_Information provided_.
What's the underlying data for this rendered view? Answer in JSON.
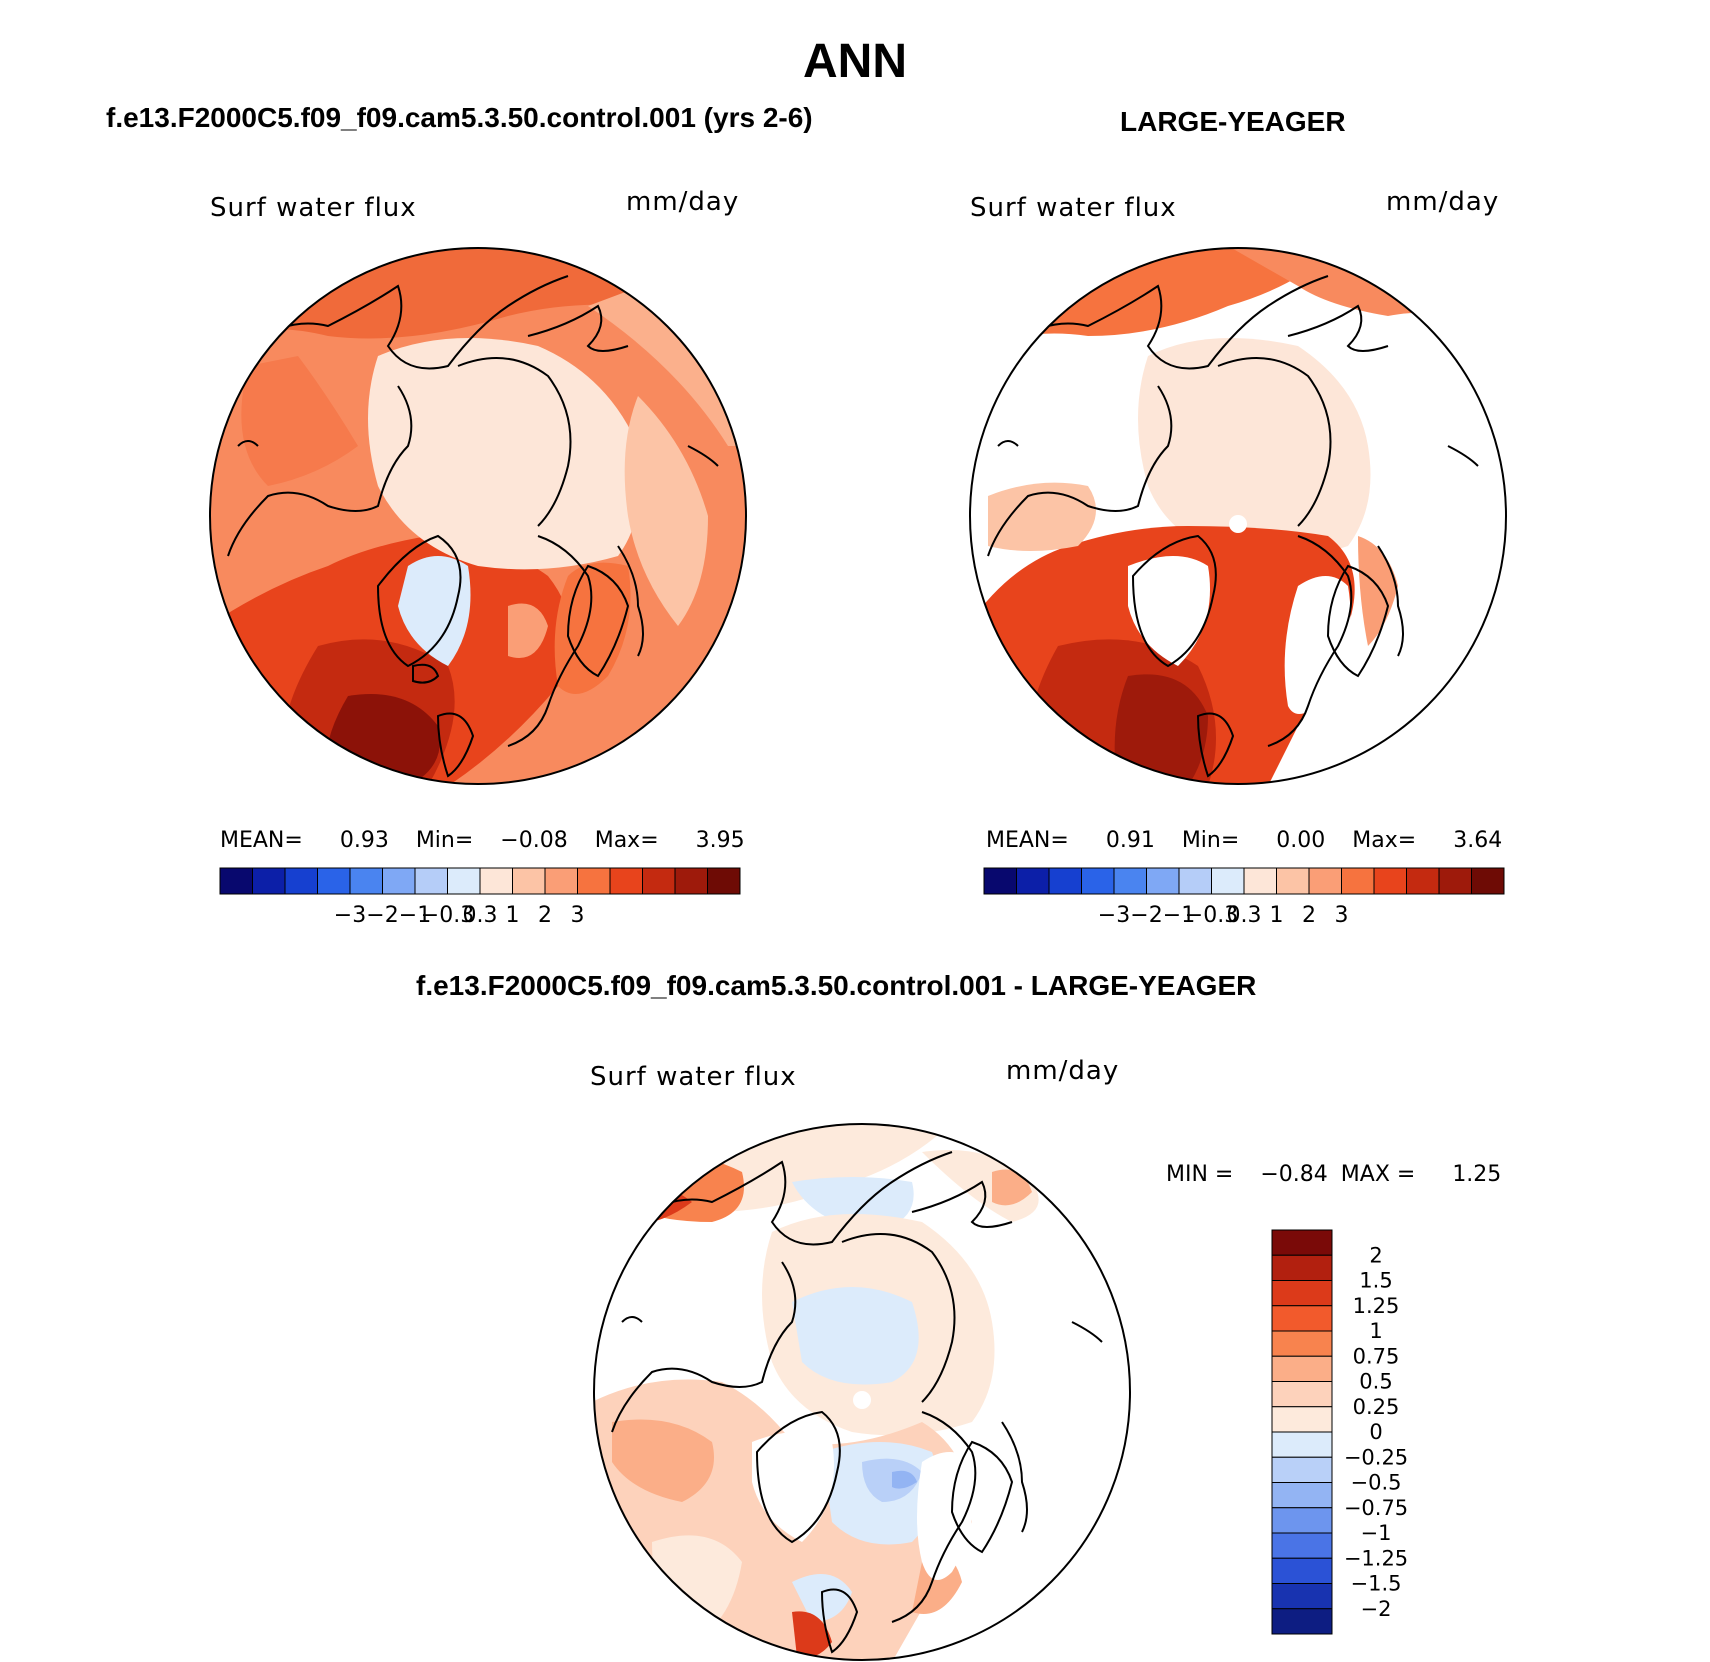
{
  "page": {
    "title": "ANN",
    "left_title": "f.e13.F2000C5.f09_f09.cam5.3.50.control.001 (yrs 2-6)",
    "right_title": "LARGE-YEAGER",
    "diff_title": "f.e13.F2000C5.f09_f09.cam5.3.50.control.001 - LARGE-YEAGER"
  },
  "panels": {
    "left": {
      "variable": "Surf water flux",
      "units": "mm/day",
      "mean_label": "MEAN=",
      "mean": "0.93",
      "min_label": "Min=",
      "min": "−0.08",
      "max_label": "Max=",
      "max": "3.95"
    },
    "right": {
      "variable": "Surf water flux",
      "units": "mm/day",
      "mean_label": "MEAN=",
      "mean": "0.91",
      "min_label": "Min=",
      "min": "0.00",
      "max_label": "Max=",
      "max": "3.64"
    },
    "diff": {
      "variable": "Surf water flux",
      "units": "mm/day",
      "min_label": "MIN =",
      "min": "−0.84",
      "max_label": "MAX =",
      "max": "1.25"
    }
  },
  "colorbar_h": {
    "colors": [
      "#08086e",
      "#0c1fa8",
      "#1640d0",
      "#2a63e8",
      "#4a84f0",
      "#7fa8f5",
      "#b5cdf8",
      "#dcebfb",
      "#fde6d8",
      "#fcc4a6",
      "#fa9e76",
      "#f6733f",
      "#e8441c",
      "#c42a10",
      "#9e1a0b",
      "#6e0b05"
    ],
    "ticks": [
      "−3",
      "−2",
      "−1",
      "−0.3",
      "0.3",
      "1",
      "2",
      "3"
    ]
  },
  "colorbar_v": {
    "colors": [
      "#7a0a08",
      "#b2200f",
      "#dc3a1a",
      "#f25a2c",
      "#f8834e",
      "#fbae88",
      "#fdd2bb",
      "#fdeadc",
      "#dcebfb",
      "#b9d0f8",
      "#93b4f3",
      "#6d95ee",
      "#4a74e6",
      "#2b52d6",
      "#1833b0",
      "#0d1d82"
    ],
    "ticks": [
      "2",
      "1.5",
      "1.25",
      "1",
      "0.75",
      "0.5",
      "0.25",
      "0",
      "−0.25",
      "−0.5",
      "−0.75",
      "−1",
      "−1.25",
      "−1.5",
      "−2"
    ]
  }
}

_What to produce_.
Go through the listing above and write it out again exactly, dropping the pictures.

_Correct output_.
What's the underlying data for this rendered view? Answer in JSON.
{
  "page": {
    "title": "ANN",
    "left_title": "f.e13.F2000C5.f09_f09.cam5.3.50.control.001 (yrs 2-6)",
    "right_title": "LARGE-YEAGER",
    "diff_title": "f.e13.F2000C5.f09_f09.cam5.3.50.control.001 - LARGE-YEAGER"
  },
  "panels": {
    "left": {
      "variable": "Surf water flux",
      "units": "mm/day",
      "mean_label": "MEAN=",
      "mean": "0.93",
      "min_label": "Min=",
      "min": "−0.08",
      "max_label": "Max=",
      "max": "3.95"
    },
    "right": {
      "variable": "Surf water flux",
      "units": "mm/day",
      "mean_label": "MEAN=",
      "mean": "0.91",
      "min_label": "Min=",
      "min": "0.00",
      "max_label": "Max=",
      "max": "3.64"
    },
    "diff": {
      "variable": "Surf water flux",
      "units": "mm/day",
      "min_label": "MIN =",
      "min": "−0.84",
      "max_label": "MAX =",
      "max": "1.25"
    }
  },
  "colorbar_h": {
    "colors": [
      "#08086e",
      "#0c1fa8",
      "#1640d0",
      "#2a63e8",
      "#4a84f0",
      "#7fa8f5",
      "#b5cdf8",
      "#dcebfb",
      "#fde6d8",
      "#fcc4a6",
      "#fa9e76",
      "#f6733f",
      "#e8441c",
      "#c42a10",
      "#9e1a0b",
      "#6e0b05"
    ],
    "ticks": [
      "−3",
      "−2",
      "−1",
      "−0.3",
      "0.3",
      "1",
      "2",
      "3"
    ]
  },
  "colorbar_v": {
    "colors": [
      "#7a0a08",
      "#b2200f",
      "#dc3a1a",
      "#f25a2c",
      "#f8834e",
      "#fbae88",
      "#fdd2bb",
      "#fdeadc",
      "#dcebfb",
      "#b9d0f8",
      "#93b4f3",
      "#6d95ee",
      "#4a74e6",
      "#2b52d6",
      "#1833b0",
      "#0d1d82"
    ],
    "ticks": [
      "2",
      "1.5",
      "1.25",
      "1",
      "0.75",
      "0.5",
      "0.25",
      "0",
      "−0.25",
      "−0.5",
      "−0.75",
      "−1",
      "−1.25",
      "−1.5",
      "−2"
    ]
  }
}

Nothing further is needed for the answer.